- Requirement
Reproduce word for word the section of the passage on dementia and eating that starts at "First, a part" and ends at "are now disliked.".

First, a part of the brain that dementia can "break" is appetite; some people want to eat everything in sight or a select group of foods constantly and some people will basically stop eating at all without prompting or may stop eating as much. Second, memory issues mean the person doesn't remember if he/she has already eaten, what foods are in the refrigerator/cabinets, how to prepare the food, how to use utensils, etc. Third, that broken brain can change the taste of some foods so old favorites are now disliked.

My suggestions to reduce weight loss:
(1) Make foods visible;
(a) place fruit, crackers, and other favored snacks on cabinet or chest/table tops within reach;
(b) prepare watermelon, cantaloupe, berries, banana pudding and other ready to eat offerings in clear containers and place in the refrigerator in clear containers at eye level; and,
(c) place single serving ready to heat and eat foods into clear containers placed just below eye level.

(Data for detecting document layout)

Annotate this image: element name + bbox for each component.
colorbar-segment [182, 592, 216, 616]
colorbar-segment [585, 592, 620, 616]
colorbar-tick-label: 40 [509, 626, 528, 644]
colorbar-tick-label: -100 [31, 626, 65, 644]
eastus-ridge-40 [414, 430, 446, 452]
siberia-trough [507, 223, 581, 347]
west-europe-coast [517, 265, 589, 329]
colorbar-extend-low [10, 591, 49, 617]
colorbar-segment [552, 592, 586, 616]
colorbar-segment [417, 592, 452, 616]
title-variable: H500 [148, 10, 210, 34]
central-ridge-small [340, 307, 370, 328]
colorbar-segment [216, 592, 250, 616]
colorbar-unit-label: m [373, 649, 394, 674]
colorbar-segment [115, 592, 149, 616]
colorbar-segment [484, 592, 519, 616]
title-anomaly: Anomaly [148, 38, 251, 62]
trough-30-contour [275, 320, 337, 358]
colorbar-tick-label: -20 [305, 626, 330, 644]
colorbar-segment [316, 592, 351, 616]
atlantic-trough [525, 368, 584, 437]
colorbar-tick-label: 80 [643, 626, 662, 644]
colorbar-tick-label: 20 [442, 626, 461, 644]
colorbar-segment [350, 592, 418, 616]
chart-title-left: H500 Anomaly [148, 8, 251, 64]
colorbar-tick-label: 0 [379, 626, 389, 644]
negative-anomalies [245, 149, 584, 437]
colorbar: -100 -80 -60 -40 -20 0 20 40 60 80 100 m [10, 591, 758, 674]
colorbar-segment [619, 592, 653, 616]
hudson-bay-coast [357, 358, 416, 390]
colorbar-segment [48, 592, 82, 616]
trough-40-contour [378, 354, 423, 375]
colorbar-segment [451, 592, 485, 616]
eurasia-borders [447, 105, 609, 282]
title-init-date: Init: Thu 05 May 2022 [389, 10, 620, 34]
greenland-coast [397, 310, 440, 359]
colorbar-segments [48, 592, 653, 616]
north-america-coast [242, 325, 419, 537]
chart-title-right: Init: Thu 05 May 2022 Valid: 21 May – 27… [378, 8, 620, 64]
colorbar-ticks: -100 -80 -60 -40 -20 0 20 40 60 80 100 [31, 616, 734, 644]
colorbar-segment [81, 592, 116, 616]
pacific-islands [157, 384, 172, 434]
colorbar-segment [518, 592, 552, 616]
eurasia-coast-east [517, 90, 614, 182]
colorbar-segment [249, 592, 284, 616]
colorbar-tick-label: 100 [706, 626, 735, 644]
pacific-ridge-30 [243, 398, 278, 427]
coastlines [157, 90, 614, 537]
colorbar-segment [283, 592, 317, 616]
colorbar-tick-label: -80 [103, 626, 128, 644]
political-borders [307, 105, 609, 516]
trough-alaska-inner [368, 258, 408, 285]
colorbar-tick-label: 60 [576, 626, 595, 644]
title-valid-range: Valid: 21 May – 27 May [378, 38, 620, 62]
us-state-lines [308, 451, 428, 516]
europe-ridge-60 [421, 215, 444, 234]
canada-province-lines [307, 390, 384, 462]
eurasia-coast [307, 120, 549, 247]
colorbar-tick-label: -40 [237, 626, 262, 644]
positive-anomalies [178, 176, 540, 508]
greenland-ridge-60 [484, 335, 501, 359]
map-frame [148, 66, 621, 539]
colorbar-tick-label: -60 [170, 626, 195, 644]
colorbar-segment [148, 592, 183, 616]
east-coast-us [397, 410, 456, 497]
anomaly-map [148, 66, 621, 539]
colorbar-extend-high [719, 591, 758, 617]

- Your solution
First, a part of the brain that dementia can "break" is appetite; some people want to eat everything in sight or a select group of foods constantly and some people will basically stop eating at all without prompting or may stop eating as much. Second, memory issues mean the person doesn't remember if he/she has already eaten, what foods are in the refrigerator/cabinets, how to prepare the food, how to use utensils, etc. Third, that broken brain can change the taste of some foods so old favorites are now disliked.